-------- Input --------

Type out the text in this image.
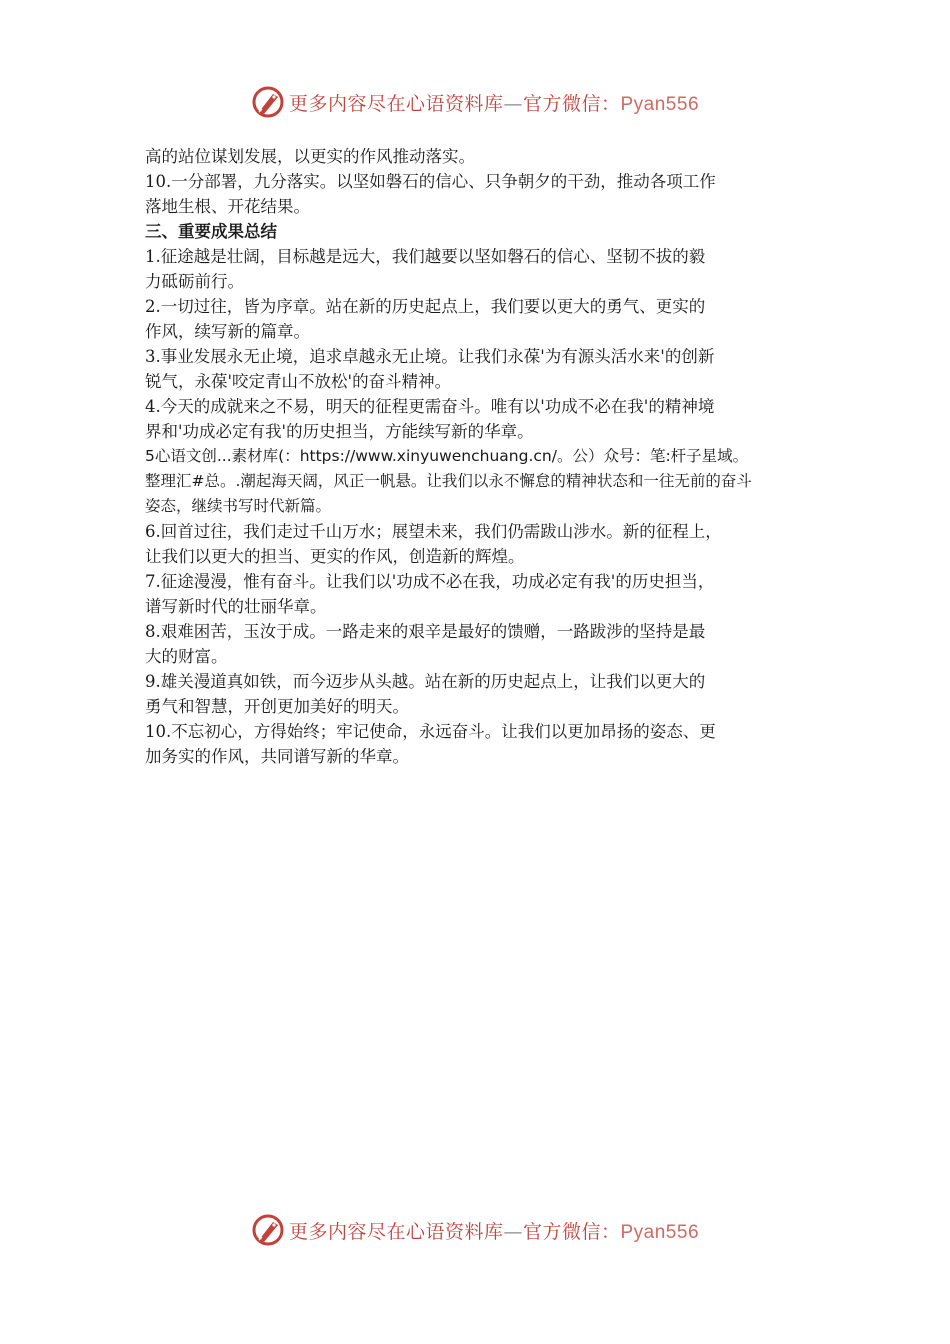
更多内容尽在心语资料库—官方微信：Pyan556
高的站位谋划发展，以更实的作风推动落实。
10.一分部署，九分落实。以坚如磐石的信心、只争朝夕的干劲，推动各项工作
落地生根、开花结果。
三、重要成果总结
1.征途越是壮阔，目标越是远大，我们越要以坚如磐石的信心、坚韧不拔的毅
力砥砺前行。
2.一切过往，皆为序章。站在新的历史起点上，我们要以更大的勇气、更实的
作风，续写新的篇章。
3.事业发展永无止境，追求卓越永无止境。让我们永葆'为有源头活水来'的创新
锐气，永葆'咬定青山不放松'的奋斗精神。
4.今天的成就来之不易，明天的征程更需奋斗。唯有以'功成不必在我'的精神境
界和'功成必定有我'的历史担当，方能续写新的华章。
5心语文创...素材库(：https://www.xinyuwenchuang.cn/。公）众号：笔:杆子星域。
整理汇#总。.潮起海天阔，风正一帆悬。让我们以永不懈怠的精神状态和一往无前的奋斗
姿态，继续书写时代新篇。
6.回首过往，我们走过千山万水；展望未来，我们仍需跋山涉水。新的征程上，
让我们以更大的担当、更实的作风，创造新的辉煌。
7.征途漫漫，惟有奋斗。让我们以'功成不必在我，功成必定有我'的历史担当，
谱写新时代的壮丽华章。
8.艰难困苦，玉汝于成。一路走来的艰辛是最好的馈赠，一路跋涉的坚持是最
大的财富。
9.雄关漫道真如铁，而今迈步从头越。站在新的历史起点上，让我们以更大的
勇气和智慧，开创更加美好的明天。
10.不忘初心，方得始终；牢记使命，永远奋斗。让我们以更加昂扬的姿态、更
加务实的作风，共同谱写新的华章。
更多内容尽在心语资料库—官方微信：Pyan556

--------
-------- Input --------

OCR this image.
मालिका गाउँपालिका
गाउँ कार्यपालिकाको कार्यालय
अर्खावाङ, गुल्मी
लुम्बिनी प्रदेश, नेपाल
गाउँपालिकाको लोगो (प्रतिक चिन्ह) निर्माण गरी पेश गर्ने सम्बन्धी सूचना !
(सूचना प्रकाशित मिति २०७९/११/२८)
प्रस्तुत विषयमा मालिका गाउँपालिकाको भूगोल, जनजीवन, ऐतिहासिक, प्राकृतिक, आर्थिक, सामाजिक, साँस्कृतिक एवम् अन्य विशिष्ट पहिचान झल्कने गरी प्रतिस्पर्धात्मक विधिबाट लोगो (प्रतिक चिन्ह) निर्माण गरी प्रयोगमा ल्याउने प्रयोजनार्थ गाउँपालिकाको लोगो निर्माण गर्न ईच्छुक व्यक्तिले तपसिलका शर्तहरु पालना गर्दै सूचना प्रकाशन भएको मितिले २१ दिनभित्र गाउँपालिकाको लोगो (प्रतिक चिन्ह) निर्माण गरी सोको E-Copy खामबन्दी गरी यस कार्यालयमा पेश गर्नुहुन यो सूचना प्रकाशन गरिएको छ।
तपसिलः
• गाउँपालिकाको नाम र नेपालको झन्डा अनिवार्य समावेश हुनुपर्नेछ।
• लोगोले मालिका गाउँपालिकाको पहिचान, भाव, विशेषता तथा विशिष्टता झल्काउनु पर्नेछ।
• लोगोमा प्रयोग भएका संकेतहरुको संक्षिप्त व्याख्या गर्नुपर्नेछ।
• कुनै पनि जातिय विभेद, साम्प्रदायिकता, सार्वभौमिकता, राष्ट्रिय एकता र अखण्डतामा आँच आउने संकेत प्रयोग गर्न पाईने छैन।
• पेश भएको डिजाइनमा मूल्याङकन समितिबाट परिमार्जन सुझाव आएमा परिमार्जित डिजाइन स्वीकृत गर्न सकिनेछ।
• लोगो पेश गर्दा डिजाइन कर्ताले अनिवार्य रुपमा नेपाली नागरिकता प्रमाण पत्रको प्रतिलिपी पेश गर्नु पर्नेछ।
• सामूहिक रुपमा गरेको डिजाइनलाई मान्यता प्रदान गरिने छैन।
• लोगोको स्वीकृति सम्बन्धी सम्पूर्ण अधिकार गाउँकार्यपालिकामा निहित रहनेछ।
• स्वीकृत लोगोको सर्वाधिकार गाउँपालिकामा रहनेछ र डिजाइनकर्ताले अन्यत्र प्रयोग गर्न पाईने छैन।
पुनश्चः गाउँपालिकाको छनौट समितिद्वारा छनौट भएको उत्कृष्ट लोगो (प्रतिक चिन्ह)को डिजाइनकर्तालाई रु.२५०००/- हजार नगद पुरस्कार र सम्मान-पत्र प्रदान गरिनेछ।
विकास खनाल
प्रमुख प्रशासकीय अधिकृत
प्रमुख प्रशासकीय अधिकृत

--------
-------- Input --------

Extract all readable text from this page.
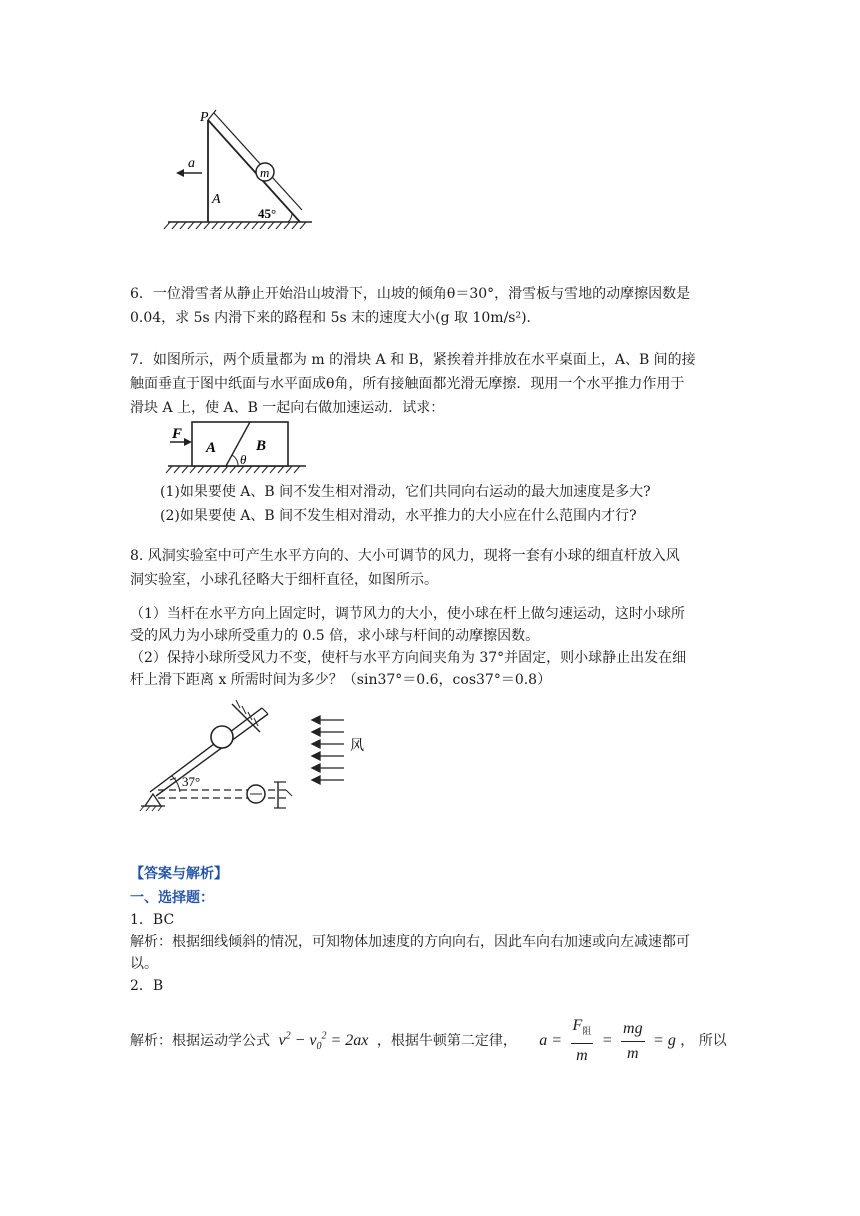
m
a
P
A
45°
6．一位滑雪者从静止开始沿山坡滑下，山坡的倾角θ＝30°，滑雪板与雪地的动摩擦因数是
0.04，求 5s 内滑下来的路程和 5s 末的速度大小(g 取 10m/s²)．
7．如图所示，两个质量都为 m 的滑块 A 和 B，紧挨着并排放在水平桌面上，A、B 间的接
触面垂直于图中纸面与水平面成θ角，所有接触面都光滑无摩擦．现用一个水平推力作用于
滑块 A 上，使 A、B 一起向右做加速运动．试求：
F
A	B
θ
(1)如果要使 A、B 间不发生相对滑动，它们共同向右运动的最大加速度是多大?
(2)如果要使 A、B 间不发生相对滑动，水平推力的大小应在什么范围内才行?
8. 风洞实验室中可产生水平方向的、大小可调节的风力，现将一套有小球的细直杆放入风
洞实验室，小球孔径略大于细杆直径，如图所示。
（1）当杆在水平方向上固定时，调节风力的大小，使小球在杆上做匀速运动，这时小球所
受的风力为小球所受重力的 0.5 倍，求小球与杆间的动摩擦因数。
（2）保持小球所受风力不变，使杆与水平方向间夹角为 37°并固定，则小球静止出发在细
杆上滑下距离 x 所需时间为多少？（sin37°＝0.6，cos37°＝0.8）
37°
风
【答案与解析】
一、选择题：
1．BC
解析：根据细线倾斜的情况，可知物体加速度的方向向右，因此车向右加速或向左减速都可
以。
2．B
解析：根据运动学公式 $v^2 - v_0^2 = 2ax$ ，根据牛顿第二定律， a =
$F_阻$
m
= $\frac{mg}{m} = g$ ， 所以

--------

### Objective:
Search the data for "间不发生相对滑动". Copy every line that has it.

### Result below:
(1)如果要使 A、B 间不发生相对滑动，它们共同向右运动的最大加速度是多大?
(2)如果要使 A、B 间不发生相对滑动，水平推力的大小应在什么范围内才行?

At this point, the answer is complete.